## [EXCERTO CITADO]
As autoridades ambientais portuguesas informaram hoje os municípios do Baixo Guadiana de que o aparecimento de peixe morto no rio se deve a uma toxina sem riscos para a saúde pública, disse um dos autarcas.

Luís Gomes, presidente da Câmara de Vila Real de Santo António, disse à agência Lusa que esta informação ¿tranquilizadora¿ foi dada hoje pela Agência Portuguesa do Ambiente (APA), numa reunião que juntou também a Comissão de Coordenação e Desenvolvimento Regional do Algarve e os presidentes dos municípios de Castro Marim, José Estevens, de Alcoutim, Francisco Amaral, e o Alcaide de Ayamonte (Espanha), José Rodriguez Castillo.

Estes municípios, situados na fronteira luso-espanhola da foz do Guadiana, têm estado nas últimas três semanas a braços com toneladas de peixes mortos que aparecem no rio, sem que até agora se tivesse descoberto a origem do problema.

«A origem do problema é natural e o peixe estará a morrer devido a uma toxina. As entidades deram-nos a garantia de que não há risco para a saúde pública», afirmou o autarca de Vila Real de Santo António.

## [O QUE FAZER]
Reproduza na íntegra o excerto sobre os peixes mortos no rio Guadiana, sem alterar nada. Recorra apenas ao excerto para responder.

## [LINHAS FORNECIDAS]
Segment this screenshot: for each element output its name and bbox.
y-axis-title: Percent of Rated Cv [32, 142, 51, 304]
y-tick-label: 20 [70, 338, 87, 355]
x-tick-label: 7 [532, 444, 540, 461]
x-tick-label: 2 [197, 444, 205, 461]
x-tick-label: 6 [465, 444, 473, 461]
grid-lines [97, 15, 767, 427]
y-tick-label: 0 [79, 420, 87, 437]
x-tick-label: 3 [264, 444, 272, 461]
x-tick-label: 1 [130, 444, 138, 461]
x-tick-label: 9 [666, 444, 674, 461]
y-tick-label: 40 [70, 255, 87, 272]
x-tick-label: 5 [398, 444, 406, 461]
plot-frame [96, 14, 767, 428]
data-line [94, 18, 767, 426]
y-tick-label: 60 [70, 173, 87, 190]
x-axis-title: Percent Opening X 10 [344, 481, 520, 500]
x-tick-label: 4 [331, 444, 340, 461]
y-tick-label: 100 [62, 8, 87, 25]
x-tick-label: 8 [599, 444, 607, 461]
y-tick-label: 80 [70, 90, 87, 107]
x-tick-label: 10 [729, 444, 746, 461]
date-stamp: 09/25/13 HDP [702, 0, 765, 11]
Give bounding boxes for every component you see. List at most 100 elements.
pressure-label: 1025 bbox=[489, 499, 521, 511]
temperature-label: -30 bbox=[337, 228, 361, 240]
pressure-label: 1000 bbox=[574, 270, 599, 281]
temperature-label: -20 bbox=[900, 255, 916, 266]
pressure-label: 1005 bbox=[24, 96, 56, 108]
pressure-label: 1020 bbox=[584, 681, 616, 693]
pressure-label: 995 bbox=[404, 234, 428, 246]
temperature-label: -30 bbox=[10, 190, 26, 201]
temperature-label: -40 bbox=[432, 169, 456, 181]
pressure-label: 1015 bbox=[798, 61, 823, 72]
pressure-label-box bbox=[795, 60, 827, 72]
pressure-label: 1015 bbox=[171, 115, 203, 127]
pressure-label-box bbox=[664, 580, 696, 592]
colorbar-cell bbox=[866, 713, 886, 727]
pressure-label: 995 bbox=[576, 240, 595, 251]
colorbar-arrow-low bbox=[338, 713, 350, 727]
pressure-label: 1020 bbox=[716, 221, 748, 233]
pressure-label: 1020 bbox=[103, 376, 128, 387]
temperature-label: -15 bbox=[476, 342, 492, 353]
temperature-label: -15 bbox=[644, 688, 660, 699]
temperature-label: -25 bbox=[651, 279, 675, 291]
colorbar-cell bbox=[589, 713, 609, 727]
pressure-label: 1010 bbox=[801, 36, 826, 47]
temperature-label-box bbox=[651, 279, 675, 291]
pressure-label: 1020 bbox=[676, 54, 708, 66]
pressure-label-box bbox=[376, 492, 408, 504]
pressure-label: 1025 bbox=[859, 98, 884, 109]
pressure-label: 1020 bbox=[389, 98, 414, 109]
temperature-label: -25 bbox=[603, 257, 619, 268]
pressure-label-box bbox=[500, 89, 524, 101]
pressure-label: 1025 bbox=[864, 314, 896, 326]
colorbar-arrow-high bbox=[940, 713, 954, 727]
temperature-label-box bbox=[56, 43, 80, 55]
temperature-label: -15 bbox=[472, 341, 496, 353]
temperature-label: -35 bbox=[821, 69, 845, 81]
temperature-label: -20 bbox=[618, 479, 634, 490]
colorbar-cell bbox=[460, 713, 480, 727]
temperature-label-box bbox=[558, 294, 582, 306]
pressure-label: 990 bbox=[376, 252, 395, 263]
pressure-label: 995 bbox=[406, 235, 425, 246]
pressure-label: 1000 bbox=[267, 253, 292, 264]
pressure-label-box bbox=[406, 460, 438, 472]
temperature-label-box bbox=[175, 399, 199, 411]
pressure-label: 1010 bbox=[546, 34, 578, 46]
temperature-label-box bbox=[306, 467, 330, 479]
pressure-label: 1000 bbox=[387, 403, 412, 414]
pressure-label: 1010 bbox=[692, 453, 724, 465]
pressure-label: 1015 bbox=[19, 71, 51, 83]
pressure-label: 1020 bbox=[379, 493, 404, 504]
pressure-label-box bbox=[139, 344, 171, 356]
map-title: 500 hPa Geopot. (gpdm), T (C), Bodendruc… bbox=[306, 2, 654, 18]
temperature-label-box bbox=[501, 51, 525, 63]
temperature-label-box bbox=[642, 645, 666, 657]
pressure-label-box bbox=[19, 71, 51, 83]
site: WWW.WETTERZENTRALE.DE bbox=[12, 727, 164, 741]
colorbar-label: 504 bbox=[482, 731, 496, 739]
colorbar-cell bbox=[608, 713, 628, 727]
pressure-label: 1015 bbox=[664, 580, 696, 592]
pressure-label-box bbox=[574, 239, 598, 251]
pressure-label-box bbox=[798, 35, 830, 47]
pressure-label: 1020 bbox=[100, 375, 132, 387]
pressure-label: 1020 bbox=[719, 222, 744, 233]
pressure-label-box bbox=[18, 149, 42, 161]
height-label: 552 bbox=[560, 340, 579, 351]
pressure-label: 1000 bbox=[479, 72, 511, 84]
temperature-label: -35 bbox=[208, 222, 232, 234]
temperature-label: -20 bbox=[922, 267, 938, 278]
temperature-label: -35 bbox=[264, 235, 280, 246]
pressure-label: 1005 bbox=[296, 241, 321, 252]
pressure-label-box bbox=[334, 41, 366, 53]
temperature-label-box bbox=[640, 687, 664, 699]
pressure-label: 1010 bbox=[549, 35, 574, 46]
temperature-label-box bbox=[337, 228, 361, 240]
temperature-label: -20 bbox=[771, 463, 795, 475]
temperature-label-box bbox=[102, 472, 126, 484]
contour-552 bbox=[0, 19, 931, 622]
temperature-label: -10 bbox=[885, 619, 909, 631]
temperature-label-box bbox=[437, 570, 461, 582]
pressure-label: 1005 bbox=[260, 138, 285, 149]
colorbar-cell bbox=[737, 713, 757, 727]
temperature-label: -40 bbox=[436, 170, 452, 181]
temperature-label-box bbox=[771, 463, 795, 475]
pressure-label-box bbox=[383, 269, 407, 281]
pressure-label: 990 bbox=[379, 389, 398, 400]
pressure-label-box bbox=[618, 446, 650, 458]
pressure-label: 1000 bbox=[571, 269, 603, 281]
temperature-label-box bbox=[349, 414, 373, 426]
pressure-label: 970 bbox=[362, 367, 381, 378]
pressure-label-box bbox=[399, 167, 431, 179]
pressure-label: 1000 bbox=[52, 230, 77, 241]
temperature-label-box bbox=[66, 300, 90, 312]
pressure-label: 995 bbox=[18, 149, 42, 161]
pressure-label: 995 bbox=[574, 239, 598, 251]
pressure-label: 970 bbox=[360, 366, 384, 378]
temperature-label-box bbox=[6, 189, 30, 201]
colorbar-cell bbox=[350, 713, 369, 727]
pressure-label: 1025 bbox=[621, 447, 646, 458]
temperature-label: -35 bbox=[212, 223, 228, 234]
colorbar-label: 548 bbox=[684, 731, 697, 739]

## [RESOLUÇÃO DA TAREFA]
As autoridades ambientais portuguesas informaram hoje os municípios do Baixo Guadiana de que o aparecimento de peixe morto no rio se deve a uma toxina sem riscos para a saúde pública, disse um dos autarcas.

Luís Gomes, presidente da Câmara de Vila Real de Santo António, disse à agência Lusa que esta informação ¿tranquilizadora¿ foi dada hoje pela Agência Portuguesa do Ambiente (APA), numa reunião que juntou também a Comissão de Coordenação e Desenvolvimento Regional do Algarve e os presidentes dos municípios de Castro Marim, José Estevens, de Alcoutim, Francisco Amaral, e o Alcaide de Ayamonte (Espanha), José Rodriguez Castillo.

Estes municípios, situados na fronteira luso-espanhola da foz do Guadiana, têm estado nas últimas três semanas a braços com toneladas de peixes mortos que aparecem no rio, sem que até agora se tivesse descoberto a origem do problema.

«A origem do problema é natural e o peixe estará a morrer devido a uma toxina. As entidades deram-nos a garantia de que não há risco para a saúde pública», afirmou o autarca de Vila Real de Santo António.